_Records for this exercise_.
┌──
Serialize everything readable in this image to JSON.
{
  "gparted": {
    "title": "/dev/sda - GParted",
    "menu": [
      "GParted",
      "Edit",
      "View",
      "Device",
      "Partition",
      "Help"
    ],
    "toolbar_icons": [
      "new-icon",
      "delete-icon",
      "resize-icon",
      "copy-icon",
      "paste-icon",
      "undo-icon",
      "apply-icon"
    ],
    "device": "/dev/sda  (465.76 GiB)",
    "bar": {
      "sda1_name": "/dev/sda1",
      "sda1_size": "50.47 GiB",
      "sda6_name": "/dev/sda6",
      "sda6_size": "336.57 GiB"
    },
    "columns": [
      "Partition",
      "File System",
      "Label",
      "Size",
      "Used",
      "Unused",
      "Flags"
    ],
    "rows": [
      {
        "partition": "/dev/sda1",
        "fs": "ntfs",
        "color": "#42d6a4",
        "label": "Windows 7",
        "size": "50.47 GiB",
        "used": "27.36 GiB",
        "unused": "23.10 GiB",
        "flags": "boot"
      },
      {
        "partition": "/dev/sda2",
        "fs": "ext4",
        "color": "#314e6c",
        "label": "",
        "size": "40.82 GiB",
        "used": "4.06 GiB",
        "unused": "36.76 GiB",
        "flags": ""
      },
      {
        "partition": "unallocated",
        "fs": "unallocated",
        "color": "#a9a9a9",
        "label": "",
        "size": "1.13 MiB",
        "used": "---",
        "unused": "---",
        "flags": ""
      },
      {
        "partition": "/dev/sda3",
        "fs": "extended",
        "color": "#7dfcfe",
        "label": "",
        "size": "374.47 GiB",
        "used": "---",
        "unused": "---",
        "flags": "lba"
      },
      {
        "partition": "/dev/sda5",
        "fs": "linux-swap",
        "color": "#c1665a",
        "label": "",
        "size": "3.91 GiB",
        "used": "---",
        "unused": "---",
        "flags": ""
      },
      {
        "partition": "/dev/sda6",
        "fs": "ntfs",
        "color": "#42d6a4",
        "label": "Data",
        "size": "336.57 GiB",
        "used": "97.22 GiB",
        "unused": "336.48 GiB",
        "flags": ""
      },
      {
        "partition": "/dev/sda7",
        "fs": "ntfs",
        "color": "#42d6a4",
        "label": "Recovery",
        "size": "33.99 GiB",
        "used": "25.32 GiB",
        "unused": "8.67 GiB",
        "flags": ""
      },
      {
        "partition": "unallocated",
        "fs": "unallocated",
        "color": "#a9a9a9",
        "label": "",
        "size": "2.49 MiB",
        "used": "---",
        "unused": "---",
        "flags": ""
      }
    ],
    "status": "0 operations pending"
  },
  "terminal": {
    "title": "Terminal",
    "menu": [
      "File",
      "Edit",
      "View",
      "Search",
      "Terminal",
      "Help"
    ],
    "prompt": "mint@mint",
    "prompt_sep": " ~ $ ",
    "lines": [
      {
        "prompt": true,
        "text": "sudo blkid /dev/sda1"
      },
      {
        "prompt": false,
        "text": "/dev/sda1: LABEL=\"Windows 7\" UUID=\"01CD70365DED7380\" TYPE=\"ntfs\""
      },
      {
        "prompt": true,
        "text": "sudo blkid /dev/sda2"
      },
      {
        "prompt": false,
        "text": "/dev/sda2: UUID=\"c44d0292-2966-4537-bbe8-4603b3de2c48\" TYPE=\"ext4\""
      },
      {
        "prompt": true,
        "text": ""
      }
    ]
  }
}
└──
_Stated task_. Repeat the records above exactly.

_Exercise result_.
Serialize everything readable in this image to JSON.
{
  "gparted": {
    "title": "/dev/sda - GParted",
    "menu": [
      "GParted",
      "Edit",
      "View",
      "Device",
      "Partition",
      "Help"
    ],
    "toolbar_icons": [
      "new-icon",
      "delete-icon",
      "resize-icon",
      "copy-icon",
      "paste-icon",
      "undo-icon",
      "apply-icon"
    ],
    "device": "/dev/sda  (465.76 GiB)",
    "bar": {
      "sda1_name": "/dev/sda1",
      "sda1_size": "50.47 GiB",
      "sda6_name": "/dev/sda6",
      "sda6_size": "336.57 GiB"
    },
    "columns": [
      "Partition",
      "File System",
      "Label",
      "Size",
      "Used",
      "Unused",
      "Flags"
    ],
    "rows": [
      {
        "partition": "/dev/sda1",
        "fs": "ntfs",
        "color": "#42d6a4",
        "label": "Windows 7",
        "size": "50.47 GiB",
        "used": "27.36 GiB",
        "unused": "23.10 GiB",
        "flags": "boot"
      },
      {
        "partition": "/dev/sda2",
        "fs": "ext4",
        "color": "#314e6c",
        "label": "",
        "size": "40.82 GiB",
        "used": "4.06 GiB",
        "unused": "36.76 GiB",
        "flags": ""
      },
      {
        "partition": "unallocated",
        "fs": "unallocated",
        "color": "#a9a9a9",
        "label": "",
        "size": "1.13 MiB",
        "used": "---",
        "unused": "---",
        "flags": ""
      },
      {
        "partition": "/dev/sda3",
        "fs": "extended",
        "color": "#7dfcfe",
        "label": "",
        "size": "374.47 GiB",
        "used": "---",
        "unused": "---",
        "flags": "lba"
      },
      {
        "partition": "/dev/sda5",
        "fs": "linux-swap",
        "color": "#c1665a",
        "label": "",
        "size": "3.91 GiB",
        "used": "---",
        "unused": "---",
        "flags": ""
      },
      {
        "partition": "/dev/sda6",
        "fs": "ntfs",
        "color": "#42d6a4",
        "label": "Data",
        "size": "336.57 GiB",
        "used": "97.22 GiB",
        "unused": "336.48 GiB",
        "flags": ""
      },
      {
        "partition": "/dev/sda7",
        "fs": "ntfs",
        "color": "#42d6a4",
        "label": "Recovery",
        "size": "33.99 GiB",
        "used": "25.32 GiB",
        "unused": "8.67 GiB",
        "flags": ""
      },
      {
        "partition": "unallocated",
        "fs": "unallocated",
        "color": "#a9a9a9",
        "label": "",
        "size": "2.49 MiB",
        "used": "---",
        "unused": "---",
        "flags": ""
      }
    ],
    "status": "0 operations pending"
  },
  "terminal": {
    "title": "Terminal",
    "menu": [
      "File",
      "Edit",
      "View",
      "Search",
      "Terminal",
      "Help"
    ],
    "prompt": "mint@mint",
    "prompt_sep": " ~ $ ",
    "lines": [
      {
        "prompt": true,
        "text": "sudo blkid /dev/sda1"
      },
      {
        "prompt": false,
        "text": "/dev/sda1: LABEL=\"Windows 7\" UUID=\"01CD70365DED7380\" TYPE=\"ntfs\""
      },
      {
        "prompt": true,
        "text": "sudo blkid /dev/sda2"
      },
      {
        "prompt": false,
        "text": "/dev/sda2: UUID=\"c44d0292-2966-4537-bbe8-4603b3de2c48\" TYPE=\"ext4\""
      },
      {
        "prompt": true,
        "text": ""
      }
    ]
  }
}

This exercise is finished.